Each line below must be set down exactly; omit any image you find.

------------------------------------------------------------------------

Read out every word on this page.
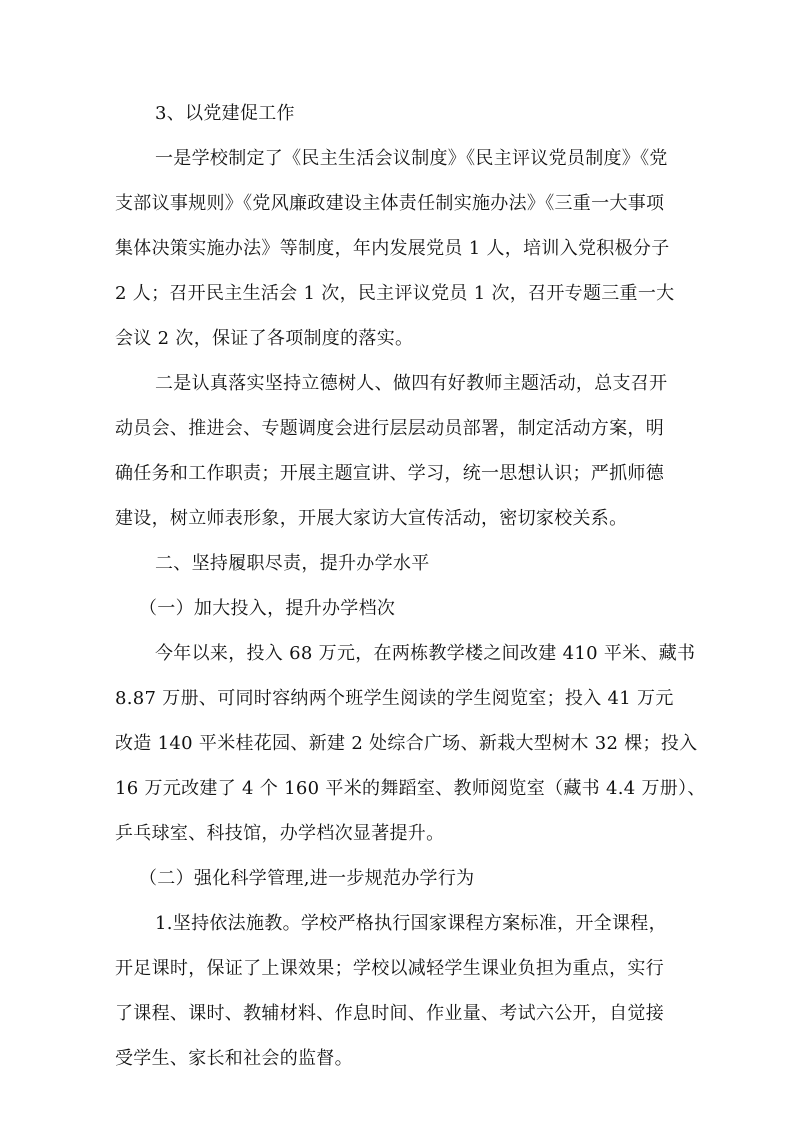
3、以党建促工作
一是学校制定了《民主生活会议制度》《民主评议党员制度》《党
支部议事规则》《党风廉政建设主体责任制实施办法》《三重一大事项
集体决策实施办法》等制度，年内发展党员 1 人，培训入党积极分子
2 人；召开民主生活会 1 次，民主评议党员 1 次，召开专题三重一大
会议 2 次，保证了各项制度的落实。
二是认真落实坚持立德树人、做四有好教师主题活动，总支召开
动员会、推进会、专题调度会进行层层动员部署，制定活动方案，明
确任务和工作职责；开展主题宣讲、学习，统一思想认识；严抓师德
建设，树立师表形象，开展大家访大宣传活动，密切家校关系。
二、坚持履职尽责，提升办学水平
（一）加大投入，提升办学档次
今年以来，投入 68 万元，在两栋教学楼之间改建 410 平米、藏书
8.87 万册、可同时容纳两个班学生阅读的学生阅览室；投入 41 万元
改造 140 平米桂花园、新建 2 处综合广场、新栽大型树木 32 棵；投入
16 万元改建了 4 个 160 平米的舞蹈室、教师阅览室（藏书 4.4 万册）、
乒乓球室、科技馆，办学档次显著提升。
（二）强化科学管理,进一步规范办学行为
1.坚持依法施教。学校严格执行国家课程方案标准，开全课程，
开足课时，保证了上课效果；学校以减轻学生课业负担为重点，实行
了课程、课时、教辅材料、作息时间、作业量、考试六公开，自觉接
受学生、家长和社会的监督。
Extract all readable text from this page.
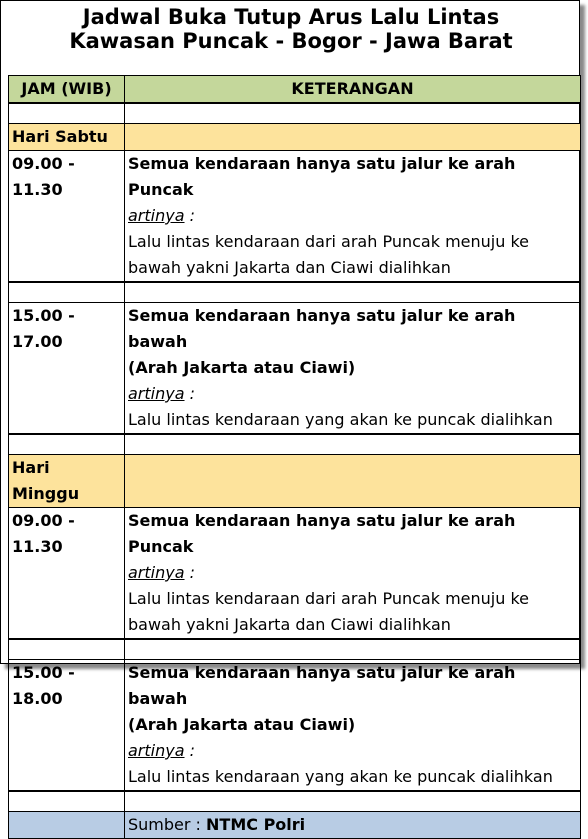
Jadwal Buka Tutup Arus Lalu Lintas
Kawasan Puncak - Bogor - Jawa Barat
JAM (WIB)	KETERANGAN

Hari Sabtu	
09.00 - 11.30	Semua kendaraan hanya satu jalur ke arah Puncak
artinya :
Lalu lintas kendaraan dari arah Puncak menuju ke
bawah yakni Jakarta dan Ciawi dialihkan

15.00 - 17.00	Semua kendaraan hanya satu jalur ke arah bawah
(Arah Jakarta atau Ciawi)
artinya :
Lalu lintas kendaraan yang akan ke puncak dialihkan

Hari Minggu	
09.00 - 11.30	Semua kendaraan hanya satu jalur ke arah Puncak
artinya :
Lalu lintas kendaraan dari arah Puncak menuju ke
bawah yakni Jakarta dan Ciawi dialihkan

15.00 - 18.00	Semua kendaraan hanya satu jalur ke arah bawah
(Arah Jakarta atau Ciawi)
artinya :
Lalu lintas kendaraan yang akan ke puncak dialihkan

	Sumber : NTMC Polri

------------------------------------------------------------------------

* WRITTEN SOLUTION *
Read out every word on this page.
3、以党建促工作
一是学校制定了《民主生活会议制度》《民主评议党员制度》《党
支部议事规则》《党风廉政建设主体责任制实施办法》《三重一大事项
集体决策实施办法》等制度，年内发展党员 1 人，培训入党积极分子
2 人；召开民主生活会 1 次，民主评议党员 1 次，召开专题三重一大
会议 2 次，保证了各项制度的落实。
二是认真落实坚持立德树人、做四有好教师主题活动，总支召开
动员会、推进会、专题调度会进行层层动员部署，制定活动方案，明
确任务和工作职责；开展主题宣讲、学习，统一思想认识；严抓师德
建设，树立师表形象，开展大家访大宣传活动，密切家校关系。
二、坚持履职尽责，提升办学水平
（一）加大投入，提升办学档次
今年以来，投入 68 万元，在两栋教学楼之间改建 410 平米、藏书
8.87 万册、可同时容纳两个班学生阅读的学生阅览室；投入 41 万元
改造 140 平米桂花园、新建 2 处综合广场、新栽大型树木 32 棵；投入
16 万元改建了 4 个 160 平米的舞蹈室、教师阅览室（藏书 4.4 万册）、
乒乓球室、科技馆，办学档次显著提升。
（二）强化科学管理,进一步规范办学行为
1.坚持依法施教。学校严格执行国家课程方案标准，开全课程，
开足课时，保证了上课效果；学校以减轻学生课业负担为重点，实行
了课程、课时、教辅材料、作息时间、作业量、考试六公开，自觉接
受学生、家长和社会的监督。
Extract all readable text from this page.
Jadwal Buka Tutup Arus Lalu Lintas
Kawasan Puncak - Bogor - Jawa Barat
JAM (WIB)	KETERANGAN

Hari Sabtu	
09.00 - 11.30	Semua kendaraan hanya satu jalur ke arah Puncak
artinya :
Lalu lintas kendaraan dari arah Puncak menuju ke
bawah yakni Jakarta dan Ciawi dialihkan

15.00 - 17.00	Semua kendaraan hanya satu jalur ke arah bawah
(Arah Jakarta atau Ciawi)
artinya :
Lalu lintas kendaraan yang akan ke puncak dialihkan

Hari Minggu	
09.00 - 11.30	Semua kendaraan hanya satu jalur ke arah Puncak
artinya :
Lalu lintas kendaraan dari arah Puncak menuju ke
bawah yakni Jakarta dan Ciawi dialihkan

15.00 - 18.00	Semua kendaraan hanya satu jalur ke arah bawah
(Arah Jakarta atau Ciawi)
artinya :
Lalu lintas kendaraan yang akan ke puncak dialihkan

	Sumber : NTMC Polri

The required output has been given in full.